Direction: Word for word, restate every line of the material.

Dataset rows:

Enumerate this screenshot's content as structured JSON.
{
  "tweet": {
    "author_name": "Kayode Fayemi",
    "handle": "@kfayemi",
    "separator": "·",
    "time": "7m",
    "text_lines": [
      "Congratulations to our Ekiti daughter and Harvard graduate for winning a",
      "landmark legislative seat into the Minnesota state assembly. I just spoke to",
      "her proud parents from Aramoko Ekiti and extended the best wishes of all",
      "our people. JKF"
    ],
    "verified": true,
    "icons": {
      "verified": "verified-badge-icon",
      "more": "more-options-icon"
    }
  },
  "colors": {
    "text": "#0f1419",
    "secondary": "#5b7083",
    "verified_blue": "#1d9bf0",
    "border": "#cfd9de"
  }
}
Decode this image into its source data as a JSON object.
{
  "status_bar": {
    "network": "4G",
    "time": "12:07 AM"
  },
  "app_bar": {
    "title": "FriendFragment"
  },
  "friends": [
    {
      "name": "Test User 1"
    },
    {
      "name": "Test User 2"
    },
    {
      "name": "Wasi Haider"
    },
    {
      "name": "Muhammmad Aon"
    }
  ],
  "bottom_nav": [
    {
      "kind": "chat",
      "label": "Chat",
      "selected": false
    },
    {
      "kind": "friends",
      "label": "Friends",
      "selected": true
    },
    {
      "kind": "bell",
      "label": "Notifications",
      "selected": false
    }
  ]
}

Right answer:
Enumerate this screenshot's content as structured JSON.
{
  "tweet": {
    "author_name": "Kayode Fayemi",
    "handle": "@kfayemi",
    "separator": "·",
    "time": "7m",
    "text_lines": [
      "Congratulations to our Ekiti daughter and Harvard graduate for winning a",
      "landmark legislative seat into the Minnesota state assembly. I just spoke to",
      "her proud parents from Aramoko Ekiti and extended the best wishes of all",
      "our people. JKF"
    ],
    "verified": true,
    "icons": {
      "verified": "verified-badge-icon",
      "more": "more-options-icon"
    }
  },
  "colors": {
    "text": "#0f1419",
    "secondary": "#5b7083",
    "verified_blue": "#1d9bf0",
    "border": "#cfd9de"
  }
}
Decode this image into its source data as a JSON object.
{
  "status_bar": {
    "network": "4G",
    "time": "12:07 AM"
  },
  "app_bar": {
    "title": "FriendFragment"
  },
  "friends": [
    {
      "name": "Test User 1"
    },
    {
      "name": "Test User 2"
    },
    {
      "name": "Wasi Haider"
    },
    {
      "name": "Muhammmad Aon"
    }
  ],
  "bottom_nav": [
    {
      "kind": "chat",
      "label": "Chat",
      "selected": false
    },
    {
      "kind": "friends",
      "label": "Friends",
      "selected": true
    },
    {
      "kind": "bell",
      "label": "Notifications",
      "selected": false
    }
  ]
}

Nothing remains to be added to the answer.